::: DATA FOR THE TASK
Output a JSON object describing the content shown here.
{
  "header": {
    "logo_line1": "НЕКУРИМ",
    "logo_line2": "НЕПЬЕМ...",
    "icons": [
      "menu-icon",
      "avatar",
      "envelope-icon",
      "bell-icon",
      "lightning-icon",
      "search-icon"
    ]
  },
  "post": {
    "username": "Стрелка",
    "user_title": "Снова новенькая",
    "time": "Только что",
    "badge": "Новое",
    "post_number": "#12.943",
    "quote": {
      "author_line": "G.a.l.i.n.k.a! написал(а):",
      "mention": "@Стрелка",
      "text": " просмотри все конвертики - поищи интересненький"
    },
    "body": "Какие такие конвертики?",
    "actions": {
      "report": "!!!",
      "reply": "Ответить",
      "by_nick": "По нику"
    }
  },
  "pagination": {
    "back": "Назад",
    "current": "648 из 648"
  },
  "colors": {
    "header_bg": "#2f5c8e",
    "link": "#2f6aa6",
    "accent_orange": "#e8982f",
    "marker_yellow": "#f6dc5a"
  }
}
::::::
SHORT TASK » Copy all the lines above that hold the string "конвертики".

FINAL RESULT »
      "text": " просмотри все конвертики - поищи интересненький"
    "body": "Какие такие конвертики?",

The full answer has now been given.